[Excerpts from a transcription dataset]
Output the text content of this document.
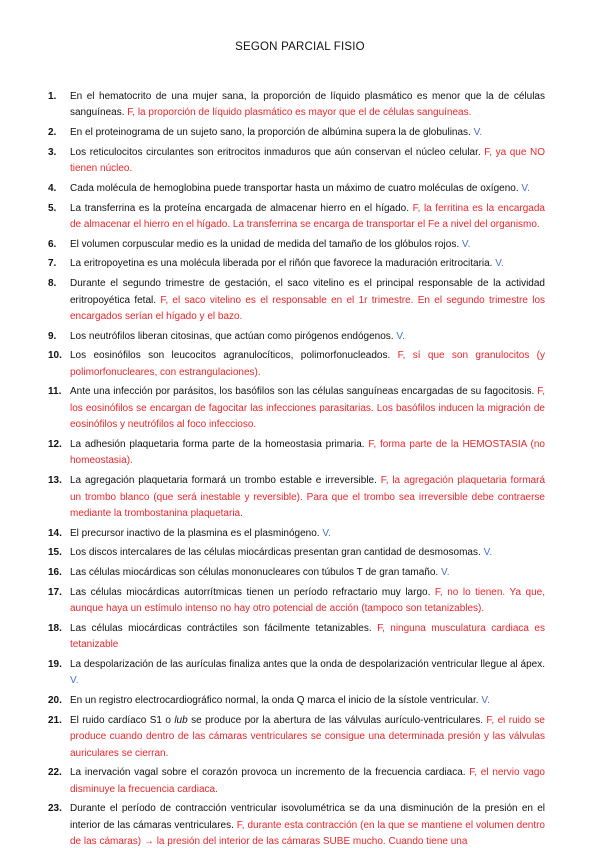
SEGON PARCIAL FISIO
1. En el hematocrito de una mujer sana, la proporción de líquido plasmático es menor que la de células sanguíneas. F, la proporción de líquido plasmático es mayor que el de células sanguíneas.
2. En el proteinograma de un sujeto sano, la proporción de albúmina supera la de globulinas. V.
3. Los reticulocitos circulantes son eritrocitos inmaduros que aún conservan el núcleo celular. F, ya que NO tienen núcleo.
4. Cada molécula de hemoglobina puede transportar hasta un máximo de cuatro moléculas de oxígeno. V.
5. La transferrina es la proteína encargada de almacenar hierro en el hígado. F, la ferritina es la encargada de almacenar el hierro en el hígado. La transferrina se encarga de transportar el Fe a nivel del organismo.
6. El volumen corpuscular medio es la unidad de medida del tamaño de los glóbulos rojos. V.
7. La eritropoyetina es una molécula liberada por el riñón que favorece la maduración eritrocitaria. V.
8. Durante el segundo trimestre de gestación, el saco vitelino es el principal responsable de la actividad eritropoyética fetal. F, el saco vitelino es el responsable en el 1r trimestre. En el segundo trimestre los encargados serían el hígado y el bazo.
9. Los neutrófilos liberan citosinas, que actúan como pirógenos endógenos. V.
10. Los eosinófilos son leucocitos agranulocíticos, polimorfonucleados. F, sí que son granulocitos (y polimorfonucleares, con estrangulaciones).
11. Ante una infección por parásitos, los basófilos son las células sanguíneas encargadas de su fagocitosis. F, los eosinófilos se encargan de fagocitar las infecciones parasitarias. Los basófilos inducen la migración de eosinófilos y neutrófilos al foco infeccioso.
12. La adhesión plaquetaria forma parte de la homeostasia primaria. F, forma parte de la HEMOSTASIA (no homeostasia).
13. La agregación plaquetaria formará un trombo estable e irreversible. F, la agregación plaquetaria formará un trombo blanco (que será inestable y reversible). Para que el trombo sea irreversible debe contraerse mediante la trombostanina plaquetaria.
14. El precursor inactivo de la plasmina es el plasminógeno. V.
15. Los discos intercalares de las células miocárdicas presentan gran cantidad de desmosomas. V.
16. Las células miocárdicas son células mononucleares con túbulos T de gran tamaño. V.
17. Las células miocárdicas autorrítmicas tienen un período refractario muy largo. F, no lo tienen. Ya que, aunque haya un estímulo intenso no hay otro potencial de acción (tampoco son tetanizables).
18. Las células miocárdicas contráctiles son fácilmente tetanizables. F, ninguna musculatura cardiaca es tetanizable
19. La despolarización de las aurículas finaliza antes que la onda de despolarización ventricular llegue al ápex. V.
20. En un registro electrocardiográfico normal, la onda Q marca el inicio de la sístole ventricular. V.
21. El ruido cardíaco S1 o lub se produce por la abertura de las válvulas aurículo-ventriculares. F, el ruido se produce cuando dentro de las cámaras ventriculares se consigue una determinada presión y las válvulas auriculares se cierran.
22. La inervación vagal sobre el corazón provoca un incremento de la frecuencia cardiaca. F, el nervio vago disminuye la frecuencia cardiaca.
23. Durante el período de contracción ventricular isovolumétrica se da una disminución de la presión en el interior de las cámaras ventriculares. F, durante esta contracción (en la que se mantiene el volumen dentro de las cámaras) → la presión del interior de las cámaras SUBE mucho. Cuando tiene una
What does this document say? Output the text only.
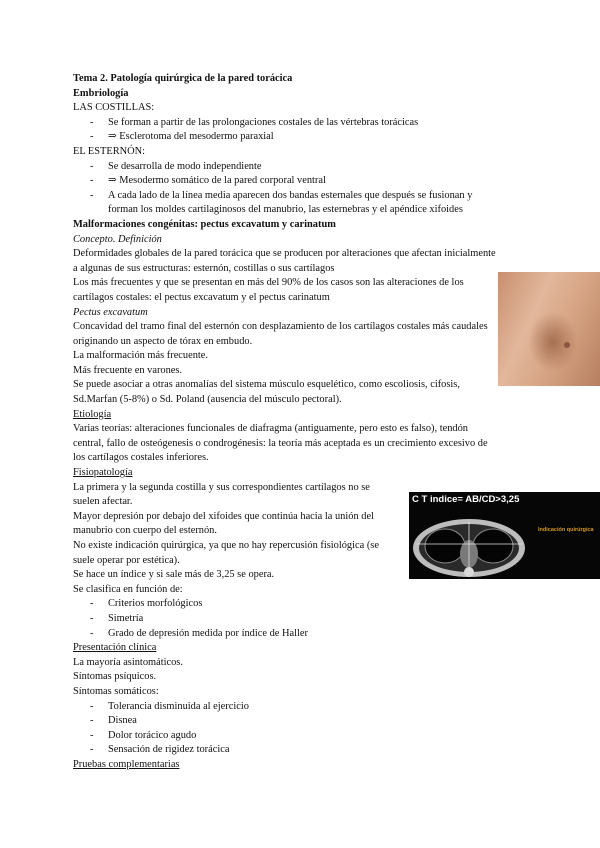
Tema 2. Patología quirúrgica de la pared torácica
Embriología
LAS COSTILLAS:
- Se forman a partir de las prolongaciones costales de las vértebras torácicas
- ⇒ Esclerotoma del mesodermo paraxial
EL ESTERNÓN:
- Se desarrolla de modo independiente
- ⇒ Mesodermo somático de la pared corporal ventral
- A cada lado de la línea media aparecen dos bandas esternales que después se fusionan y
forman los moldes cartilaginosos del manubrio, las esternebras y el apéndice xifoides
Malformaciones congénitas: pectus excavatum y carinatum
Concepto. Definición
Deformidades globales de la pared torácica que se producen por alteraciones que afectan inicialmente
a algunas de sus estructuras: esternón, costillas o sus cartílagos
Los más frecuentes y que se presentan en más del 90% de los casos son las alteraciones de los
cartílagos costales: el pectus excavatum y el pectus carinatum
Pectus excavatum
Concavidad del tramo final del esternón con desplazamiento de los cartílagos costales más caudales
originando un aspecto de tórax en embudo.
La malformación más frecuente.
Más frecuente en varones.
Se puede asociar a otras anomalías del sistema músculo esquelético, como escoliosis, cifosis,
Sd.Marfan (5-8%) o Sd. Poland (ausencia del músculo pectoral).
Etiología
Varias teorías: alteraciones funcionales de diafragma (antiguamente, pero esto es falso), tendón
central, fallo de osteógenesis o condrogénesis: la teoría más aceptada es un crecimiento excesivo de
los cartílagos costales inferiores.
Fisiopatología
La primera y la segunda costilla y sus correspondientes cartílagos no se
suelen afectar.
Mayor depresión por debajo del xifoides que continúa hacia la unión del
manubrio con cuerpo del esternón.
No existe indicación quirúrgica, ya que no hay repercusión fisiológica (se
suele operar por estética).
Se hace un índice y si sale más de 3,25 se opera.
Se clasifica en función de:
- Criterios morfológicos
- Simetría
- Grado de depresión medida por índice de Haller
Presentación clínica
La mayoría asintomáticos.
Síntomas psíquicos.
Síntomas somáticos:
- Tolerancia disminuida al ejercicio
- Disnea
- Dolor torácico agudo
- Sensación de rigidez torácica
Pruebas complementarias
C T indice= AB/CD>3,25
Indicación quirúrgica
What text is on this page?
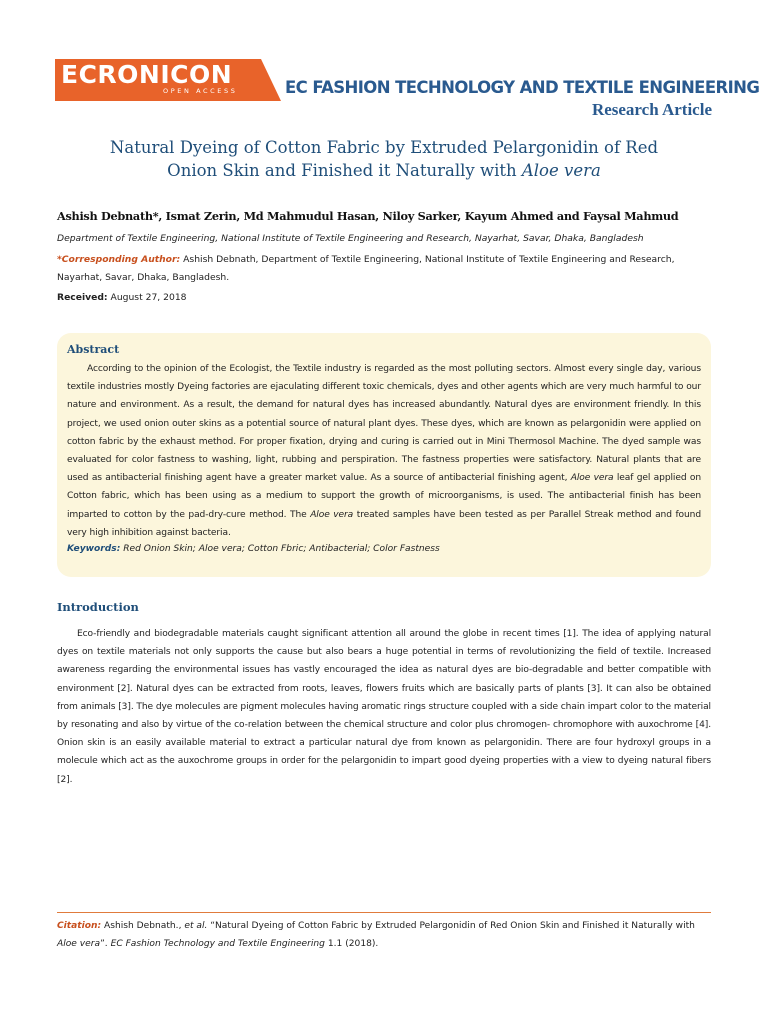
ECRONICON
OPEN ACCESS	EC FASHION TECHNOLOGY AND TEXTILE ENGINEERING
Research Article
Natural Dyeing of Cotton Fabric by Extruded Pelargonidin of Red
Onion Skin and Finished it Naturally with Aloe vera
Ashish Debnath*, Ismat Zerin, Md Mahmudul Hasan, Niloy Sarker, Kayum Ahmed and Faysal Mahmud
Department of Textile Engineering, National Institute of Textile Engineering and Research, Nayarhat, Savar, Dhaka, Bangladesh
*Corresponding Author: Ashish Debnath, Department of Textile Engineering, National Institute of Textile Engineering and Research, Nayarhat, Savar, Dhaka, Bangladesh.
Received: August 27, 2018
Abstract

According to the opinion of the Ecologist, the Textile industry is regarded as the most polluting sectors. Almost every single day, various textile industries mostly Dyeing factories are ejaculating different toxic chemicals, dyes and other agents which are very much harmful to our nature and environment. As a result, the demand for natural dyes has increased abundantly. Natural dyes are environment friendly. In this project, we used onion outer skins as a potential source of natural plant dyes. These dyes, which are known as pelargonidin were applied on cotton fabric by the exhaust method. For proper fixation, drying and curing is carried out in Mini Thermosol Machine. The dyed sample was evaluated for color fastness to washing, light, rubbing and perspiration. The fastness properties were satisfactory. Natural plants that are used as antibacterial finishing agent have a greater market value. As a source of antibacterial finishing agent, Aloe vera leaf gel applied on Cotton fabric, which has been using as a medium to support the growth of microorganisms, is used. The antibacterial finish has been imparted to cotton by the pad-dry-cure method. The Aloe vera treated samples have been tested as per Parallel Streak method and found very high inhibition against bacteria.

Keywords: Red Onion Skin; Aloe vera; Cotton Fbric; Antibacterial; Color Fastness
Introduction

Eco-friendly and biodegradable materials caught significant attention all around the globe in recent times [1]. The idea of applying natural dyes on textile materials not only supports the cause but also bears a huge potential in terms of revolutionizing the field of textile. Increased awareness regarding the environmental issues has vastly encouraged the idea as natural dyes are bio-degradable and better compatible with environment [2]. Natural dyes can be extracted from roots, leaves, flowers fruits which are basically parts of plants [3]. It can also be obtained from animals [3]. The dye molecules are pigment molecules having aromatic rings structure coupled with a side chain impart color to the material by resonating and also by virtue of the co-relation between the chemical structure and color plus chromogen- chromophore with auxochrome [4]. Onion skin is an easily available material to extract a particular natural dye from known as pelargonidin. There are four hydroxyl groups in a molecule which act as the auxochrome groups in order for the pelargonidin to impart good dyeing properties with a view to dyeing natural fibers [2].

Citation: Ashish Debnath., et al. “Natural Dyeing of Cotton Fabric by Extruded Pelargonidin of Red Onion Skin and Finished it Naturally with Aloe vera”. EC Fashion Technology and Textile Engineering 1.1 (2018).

Task - Which of the lines above hold the string "presentan"? Pick each of them out.

Solution -
15. Los discos intercalares de las células miocárdicas presentan gran cantidad de desmosomas. V.
Los más frecuentes y que se presentan en más del 90% de los casos son las alteraciones de los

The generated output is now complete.